**Input for this task**

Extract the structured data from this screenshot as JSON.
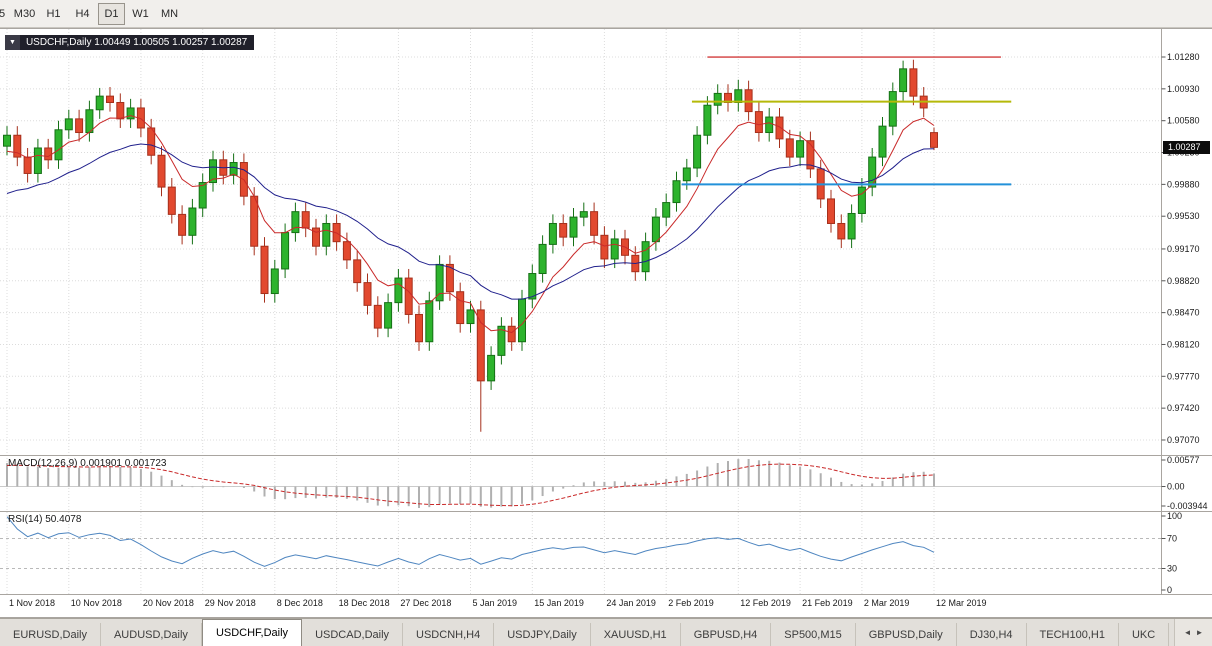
{
  "toolbar": {
    "timeframes": [
      "5",
      "M30",
      "H1",
      "H4",
      "D1",
      "W1",
      "MN"
    ],
    "active": "D1"
  },
  "chart": {
    "header": "USDCHF,Daily 1.00449 1.00505 1.00257 1.00287",
    "collapse_icon": "▼",
    "price_tag": "1.00287"
  },
  "chart_data": {
    "type": "candlestick",
    "title": "USDCHF,Daily",
    "ohlc_current": {
      "open": "1.00449",
      "high": "1.00505",
      "low": "1.00257",
      "close": "1.00287"
    },
    "y_ticks": [
      {
        "label": "1.01280",
        "value": 1.0128
      },
      {
        "label": "1.00930",
        "value": 1.0093
      },
      {
        "label": "1.00580",
        "value": 1.0058
      },
      {
        "label": "1.00230",
        "value": 1.0023
      },
      {
        "label": "0.99880",
        "value": 0.9988
      },
      {
        "label": "0.99530",
        "value": 0.9953
      },
      {
        "label": "0.99170",
        "value": 0.9917
      },
      {
        "label": "0.98820",
        "value": 0.9882
      },
      {
        "label": "0.98470",
        "value": 0.9847
      },
      {
        "label": "0.98120",
        "value": 0.9812
      },
      {
        "label": "0.97770",
        "value": 0.9777
      },
      {
        "label": "0.97420",
        "value": 0.9742
      },
      {
        "label": "0.97070",
        "value": 0.9707
      }
    ],
    "x_labels": [
      {
        "text": "1 Nov 2018",
        "index": 0
      },
      {
        "text": "10 Nov 2018",
        "index": 6
      },
      {
        "text": "20 Nov 2018",
        "index": 13
      },
      {
        "text": "29 Nov 2018",
        "index": 19
      },
      {
        "text": "8 Dec 2018",
        "index": 26
      },
      {
        "text": "18 Dec 2018",
        "index": 32
      },
      {
        "text": "27 Dec 2018",
        "index": 38
      },
      {
        "text": "5 Jan 2019",
        "index": 45
      },
      {
        "text": "15 Jan 2019",
        "index": 51
      },
      {
        "text": "24 Jan 2019",
        "index": 58
      },
      {
        "text": "2 Feb 2019",
        "index": 64
      },
      {
        "text": "12 Feb 2019",
        "index": 71
      },
      {
        "text": "21 Feb 2019",
        "index": 77
      },
      {
        "text": "2 Mar 2019",
        "index": 83
      },
      {
        "text": "12 Mar 2019",
        "index": 90
      }
    ],
    "candles": {
      "first_open": 1.003,
      "default_wick": 0.001,
      "prehistory": [
        0.986,
        0.9872,
        0.9885,
        0.9898,
        0.991,
        0.9922,
        0.9935,
        0.9948,
        0.996,
        0.9972,
        0.9982,
        0.999,
        0.9998,
        1.0005,
        1.0012,
        1.0018,
        1.0022,
        1.0026,
        1.003,
        1.0035
      ],
      "closes": [
        1.0042,
        1.0018,
        1.0,
        1.0028,
        1.0015,
        1.0048,
        1.006,
        1.0045,
        1.007,
        1.0085,
        1.0078,
        1.006,
        1.0072,
        1.005,
        1.002,
        0.9985,
        0.9955,
        0.9932,
        0.9962,
        0.999,
        1.0015,
        0.9998,
        1.0012,
        0.9975,
        0.992,
        0.9868,
        0.9895,
        0.9935,
        0.9958,
        0.994,
        0.992,
        0.9945,
        0.9925,
        0.9905,
        0.988,
        0.9855,
        0.983,
        0.9858,
        0.9885,
        0.9845,
        0.9815,
        0.986,
        0.99,
        0.987,
        0.9835,
        0.985,
        0.9772,
        0.98,
        0.9832,
        0.9815,
        0.9862,
        0.989,
        0.9922,
        0.9945,
        0.993,
        0.9952,
        0.9958,
        0.9932,
        0.9906,
        0.9928,
        0.991,
        0.9892,
        0.9925,
        0.9952,
        0.9968,
        0.9992,
        1.0006,
        1.0042,
        1.0075,
        1.0088,
        1.0078,
        1.0092,
        1.0068,
        1.0045,
        1.0062,
        1.0038,
        1.0018,
        1.0036,
        1.0005,
        0.9972,
        0.9945,
        0.9928,
        0.9956,
        0.9985,
        1.0018,
        1.0052,
        1.009,
        1.0115,
        1.0085,
        1.0072,
        1.00287
      ],
      "overrides": {
        "9": {
          "high": 1.0094
        },
        "46": {
          "low": 0.9716
        },
        "69": {
          "high": 1.0098
        },
        "71": {
          "high": 1.0103
        },
        "81": {
          "low": 0.9918
        },
        "87": {
          "high": 1.0124
        },
        "90": {
          "open": 1.00449,
          "high": 1.00505,
          "low": 1.00257,
          "close": 1.00287
        }
      }
    },
    "ma_fast": {
      "period": 7
    },
    "ma_slow": {
      "period": 21
    },
    "hlines": [
      {
        "name": "resistance-line-red",
        "price": 1.0128,
        "color": "#d23b3b",
        "width": 1.4,
        "from_index": 68,
        "to_index": 96.5
      },
      {
        "name": "resistance-line-yellow",
        "price": 1.0079,
        "color": "#b5b909",
        "width": 2,
        "from_index": 66.5,
        "to_index": 97.5
      },
      {
        "name": "support-line-blue",
        "price": 0.9988,
        "color": "#2391d9",
        "width": 2,
        "from_index": 65.5,
        "to_index": 97.5
      }
    ],
    "colors": {
      "up": "#2db32d",
      "up_border": "#157015",
      "down": "#e2492f",
      "down_border": "#a5301c",
      "ma_fast": "#c92a2a",
      "ma_slow": "#20208c",
      "macd_hist": "#b0b0b0",
      "macd_signal": "#c92a2a",
      "rsi": "#4f86c0",
      "grid": "#dcdcdc"
    },
    "indicators": {
      "macd": {
        "label": "MACD(12,26,9) 0.001901 0.001723",
        "ticks": [
          "0.00577",
          "0.00",
          "-0.003944"
        ]
      },
      "rsi": {
        "label": "RSI(14) 50.4078",
        "period": 14,
        "levels": [
          70,
          30
        ],
        "ticks": [
          "100",
          "70",
          "30",
          "0"
        ]
      }
    }
  },
  "tabs": {
    "items": [
      "EURUSD,Daily",
      "AUDUSD,Daily",
      "USDCHF,Daily",
      "USDCAD,Daily",
      "USDCNH,H4",
      "USDJPY,Daily",
      "XAUUSD,H1",
      "GBPUSD,H4",
      "SP500,M15",
      "GBPUSD,Daily",
      "DJ30,H4",
      "TECH100,H1",
      "UKC"
    ],
    "active": "USDCHF,Daily",
    "left_icon": "◄",
    "right_icon": "►"
  }
}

**Written instruction**
Your task is to reproduce all of the material exactly. The pictures stay out.

**Response**
Extract the structured data from this screenshot as JSON.
{
  "toolbar": {
    "timeframes": [
      "5",
      "M30",
      "H1",
      "H4",
      "D1",
      "W1",
      "MN"
    ],
    "active": "D1"
  },
  "chart": {
    "header": "USDCHF,Daily 1.00449 1.00505 1.00257 1.00287",
    "collapse_icon": "▼",
    "price_tag": "1.00287"
  },
  "chart_data": {
    "type": "candlestick",
    "title": "USDCHF,Daily",
    "ohlc_current": {
      "open": "1.00449",
      "high": "1.00505",
      "low": "1.00257",
      "close": "1.00287"
    },
    "y_ticks": [
      {
        "label": "1.01280",
        "value": 1.0128
      },
      {
        "label": "1.00930",
        "value": 1.0093
      },
      {
        "label": "1.00580",
        "value": 1.0058
      },
      {
        "label": "1.00230",
        "value": 1.0023
      },
      {
        "label": "0.99880",
        "value": 0.9988
      },
      {
        "label": "0.99530",
        "value": 0.9953
      },
      {
        "label": "0.99170",
        "value": 0.9917
      },
      {
        "label": "0.98820",
        "value": 0.9882
      },
      {
        "label": "0.98470",
        "value": 0.9847
      },
      {
        "label": "0.98120",
        "value": 0.9812
      },
      {
        "label": "0.97770",
        "value": 0.9777
      },
      {
        "label": "0.97420",
        "value": 0.9742
      },
      {
        "label": "0.97070",
        "value": 0.9707
      }
    ],
    "x_labels": [
      {
        "text": "1 Nov 2018",
        "index": 0
      },
      {
        "text": "10 Nov 2018",
        "index": 6
      },
      {
        "text": "20 Nov 2018",
        "index": 13
      },
      {
        "text": "29 Nov 2018",
        "index": 19
      },
      {
        "text": "8 Dec 2018",
        "index": 26
      },
      {
        "text": "18 Dec 2018",
        "index": 32
      },
      {
        "text": "27 Dec 2018",
        "index": 38
      },
      {
        "text": "5 Jan 2019",
        "index": 45
      },
      {
        "text": "15 Jan 2019",
        "index": 51
      },
      {
        "text": "24 Jan 2019",
        "index": 58
      },
      {
        "text": "2 Feb 2019",
        "index": 64
      },
      {
        "text": "12 Feb 2019",
        "index": 71
      },
      {
        "text": "21 Feb 2019",
        "index": 77
      },
      {
        "text": "2 Mar 2019",
        "index": 83
      },
      {
        "text": "12 Mar 2019",
        "index": 90
      }
    ],
    "candles": {
      "first_open": 1.003,
      "default_wick": 0.001,
      "prehistory": [
        0.986,
        0.9872,
        0.9885,
        0.9898,
        0.991,
        0.9922,
        0.9935,
        0.9948,
        0.996,
        0.9972,
        0.9982,
        0.999,
        0.9998,
        1.0005,
        1.0012,
        1.0018,
        1.0022,
        1.0026,
        1.003,
        1.0035
      ],
      "closes": [
        1.0042,
        1.0018,
        1.0,
        1.0028,
        1.0015,
        1.0048,
        1.006,
        1.0045,
        1.007,
        1.0085,
        1.0078,
        1.006,
        1.0072,
        1.005,
        1.002,
        0.9985,
        0.9955,
        0.9932,
        0.9962,
        0.999,
        1.0015,
        0.9998,
        1.0012,
        0.9975,
        0.992,
        0.9868,
        0.9895,
        0.9935,
        0.9958,
        0.994,
        0.992,
        0.9945,
        0.9925,
        0.9905,
        0.988,
        0.9855,
        0.983,
        0.9858,
        0.9885,
        0.9845,
        0.9815,
        0.986,
        0.99,
        0.987,
        0.9835,
        0.985,
        0.9772,
        0.98,
        0.9832,
        0.9815,
        0.9862,
        0.989,
        0.9922,
        0.9945,
        0.993,
        0.9952,
        0.9958,
        0.9932,
        0.9906,
        0.9928,
        0.991,
        0.9892,
        0.9925,
        0.9952,
        0.9968,
        0.9992,
        1.0006,
        1.0042,
        1.0075,
        1.0088,
        1.0078,
        1.0092,
        1.0068,
        1.0045,
        1.0062,
        1.0038,
        1.0018,
        1.0036,
        1.0005,
        0.9972,
        0.9945,
        0.9928,
        0.9956,
        0.9985,
        1.0018,
        1.0052,
        1.009,
        1.0115,
        1.0085,
        1.0072,
        1.00287
      ],
      "overrides": {
        "9": {
          "high": 1.0094
        },
        "46": {
          "low": 0.9716
        },
        "69": {
          "high": 1.0098
        },
        "71": {
          "high": 1.0103
        },
        "81": {
          "low": 0.9918
        },
        "87": {
          "high": 1.0124
        },
        "90": {
          "open": 1.00449,
          "high": 1.00505,
          "low": 1.00257,
          "close": 1.00287
        }
      }
    },
    "ma_fast": {
      "period": 7
    },
    "ma_slow": {
      "period": 21
    },
    "hlines": [
      {
        "name": "resistance-line-red",
        "price": 1.0128,
        "color": "#d23b3b",
        "width": 1.4,
        "from_index": 68,
        "to_index": 96.5
      },
      {
        "name": "resistance-line-yellow",
        "price": 1.0079,
        "color": "#b5b909",
        "width": 2,
        "from_index": 66.5,
        "to_index": 97.5
      },
      {
        "name": "support-line-blue",
        "price": 0.9988,
        "color": "#2391d9",
        "width": 2,
        "from_index": 65.5,
        "to_index": 97.5
      }
    ],
    "colors": {
      "up": "#2db32d",
      "up_border": "#157015",
      "down": "#e2492f",
      "down_border": "#a5301c",
      "ma_fast": "#c92a2a",
      "ma_slow": "#20208c",
      "macd_hist": "#b0b0b0",
      "macd_signal": "#c92a2a",
      "rsi": "#4f86c0",
      "grid": "#dcdcdc"
    },
    "indicators": {
      "macd": {
        "label": "MACD(12,26,9) 0.001901 0.001723",
        "ticks": [
          "0.00577",
          "0.00",
          "-0.003944"
        ]
      },
      "rsi": {
        "label": "RSI(14) 50.4078",
        "period": 14,
        "levels": [
          70,
          30
        ],
        "ticks": [
          "100",
          "70",
          "30",
          "0"
        ]
      }
    }
  },
  "tabs": {
    "items": [
      "EURUSD,Daily",
      "AUDUSD,Daily",
      "USDCHF,Daily",
      "USDCAD,Daily",
      "USDCNH,H4",
      "USDJPY,Daily",
      "XAUUSD,H1",
      "GBPUSD,H4",
      "SP500,M15",
      "GBPUSD,Daily",
      "DJ30,H4",
      "TECH100,H1",
      "UKC"
    ],
    "active": "USDCHF,Daily",
    "left_icon": "◄",
    "right_icon": "►"
  }
}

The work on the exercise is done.